**Written exercise:** Retype the lines of the entries below character for character, omitting the pictures.

**Given entries:**

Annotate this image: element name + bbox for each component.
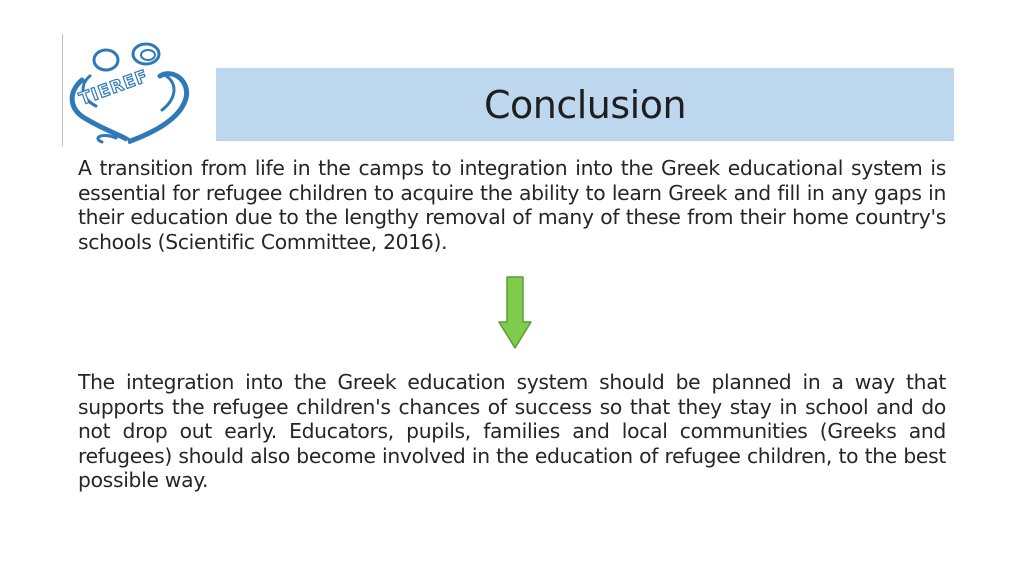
down-arrow-icon — [497, 276, 533, 350]
conclusion-paragraph-1: A transition from life in the camps to integration into the Greek educational system is essential for refugee children to acquire the ability to learn Greek and fill in any gaps in their education due to the lengthy removal of many of these from their home country's schools (Scientific Committee, 2016). — [78, 156, 946, 254]
slide-title: Conclusion — [483, 82, 687, 127]
logo-wordmark: TIEREF — [76, 66, 152, 110]
conclusion-paragraph-2: The integration into the Greek education system should be planned in a way that supports the refugee children's chances of success so that they stay in school and do not drop out early. Educators, pupils, families and local communities (Greeks and refugees) should also become involved in the education of refugee children, to the best possible way. — [78, 370, 946, 493]
title-bar — [216, 68, 954, 141]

**Response to the exercise:**
Annotate this image: element name + bbox for each component.
down-arrow-icon — [497, 276, 533, 350]
conclusion-paragraph-1: A transition from life in the camps to integration into the Greek educational system is essential for refugee children to acquire the ability to learn Greek and fill in any gaps in their education due to the lengthy removal of many of these from their home country's schools (Scientific Committee, 2016). — [78, 156, 946, 254]
slide-title: Conclusion — [483, 82, 687, 127]
logo-wordmark: TIEREF — [76, 66, 152, 110]
conclusion-paragraph-2: The integration into the Greek education system should be planned in a way that supports the refugee children's chances of success so that they stay in school and do not drop out early. Educators, pupils, families and local communities (Greeks and refugees) should also become involved in the education of refugee children, to the best possible way. — [78, 370, 946, 493]
title-bar — [216, 68, 954, 141]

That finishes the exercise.